Wherever a line holds the string "города", copy that line.

:: Listing ::

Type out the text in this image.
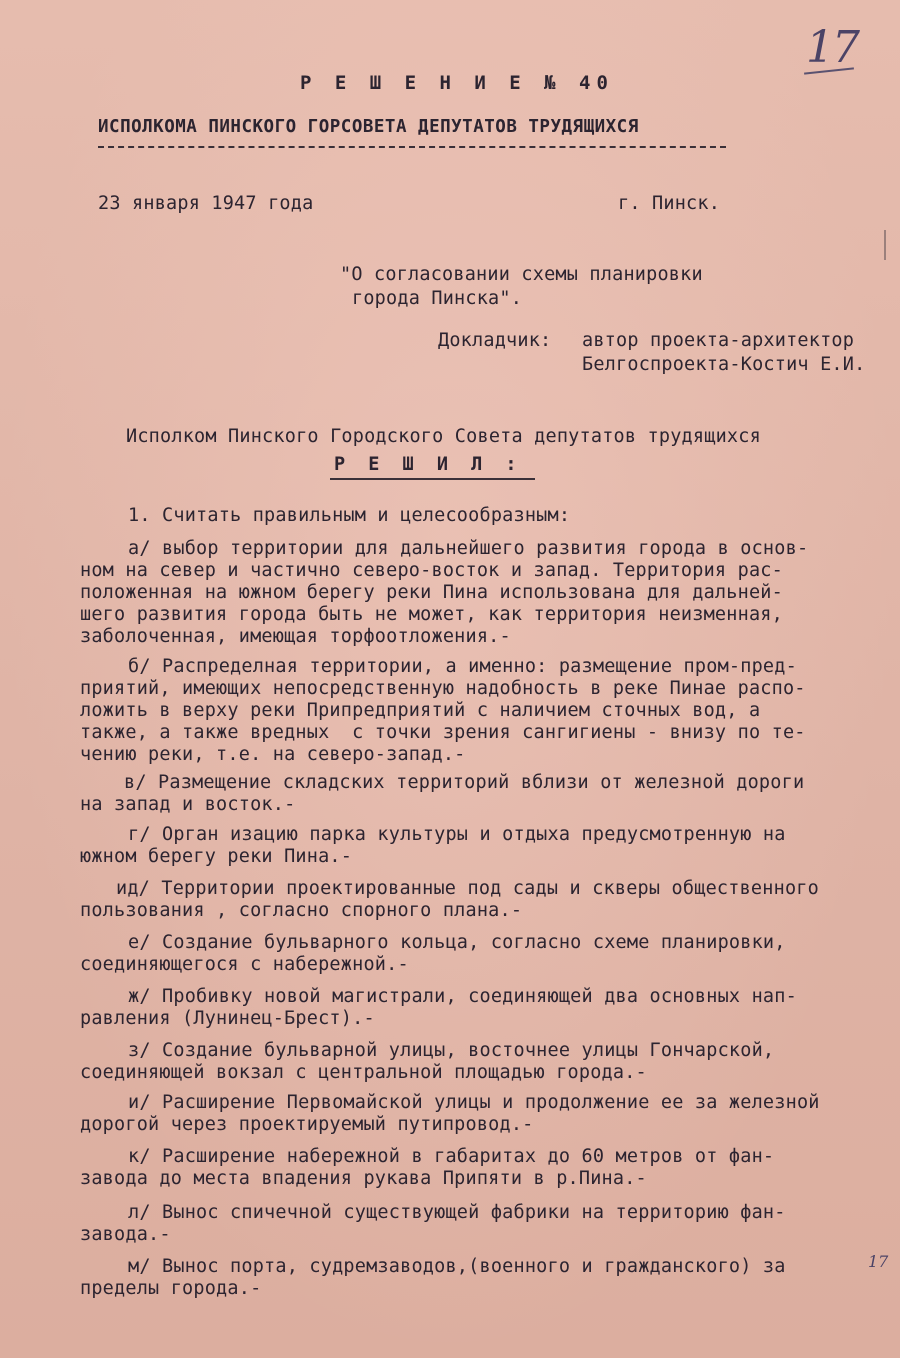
17
Р Е Ш Е Н И Е № 40
ИСПОЛКОМА ПИНСКОГО ГОРСОВЕТА ДЕПУТАТОВ ТРУДЯЩИХСЯ
23 января 1947 года	г. Пинск.
"О согласовании схемы планировки
города Пинска".
Докладчик: автор проекта-архитектор
Белгоспроекта-Костич Е.И.
Исполком Пинского Городского Совета депутатов трудящихся
Р Е Ш И Л :
1. Считать правильным и целесообразным:
а/ выбор территории для дальнейшего развития города в основ-
ном на север и частично северо-восток и запад. Территория рас-
положенная на южном берегу реки Пина использована для дальней-
шего развития города быть не может, как территория неизменная,
заболоченная, имеющая торфоотложения.-
б/ Распределная территории, а именно: размещение пром-пред-
приятий, имеющих непосредственную надобность в реке Пинае распо-
ложить в верху реки Припредприятий с наличием сточных вод, а
также, а также вредных  с точки зрения сангигиены - внизу по те-
чению реки, т.е. на северо-запад.-
в/ Размещение складских территорий вблизи от железной дороги
на запад и восток.-
г/ Орган изацию парка культуры и отдыха предусмотренную на
южном берегу реки Пина.-
ид/ Территории проектированные под сады и скверы общественного
пользования , согласно спорного плана.-
е/ Создание бульварного кольца, согласно схеме планировки,
соединяющегося с набережной.-
ж/ Пробивку новой магистрали, соединяющей два основных нап-
равления (Лунинец-Брест).-
з/ Создание бульварной улицы, восточнее улицы Гончарской,
соединяющей вокзал с центральной площадью города.-
и/ Расширение Первомайской улицы и продолжение ее за железной
дорогой через проектируемый путипровод.-
к/ Расширение набережной в габаритах до 60 метров от фан-
завода до места впадения рукава Припяти в р.Пина.-
л/ Вынос спичечной существующей фабрики на территорию фан-
завода.-
м/ Вынос порта, судремзаводов,(военного и гражданского) за
пределы города.-
17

:::

● Completed task
города Пинска".
а/ выбор территории для дальнейшего развития города в основ-
шего развития города быть не может, как территория неизменная,
соединяющей вокзал с центральной площадью города.-
пределы города.-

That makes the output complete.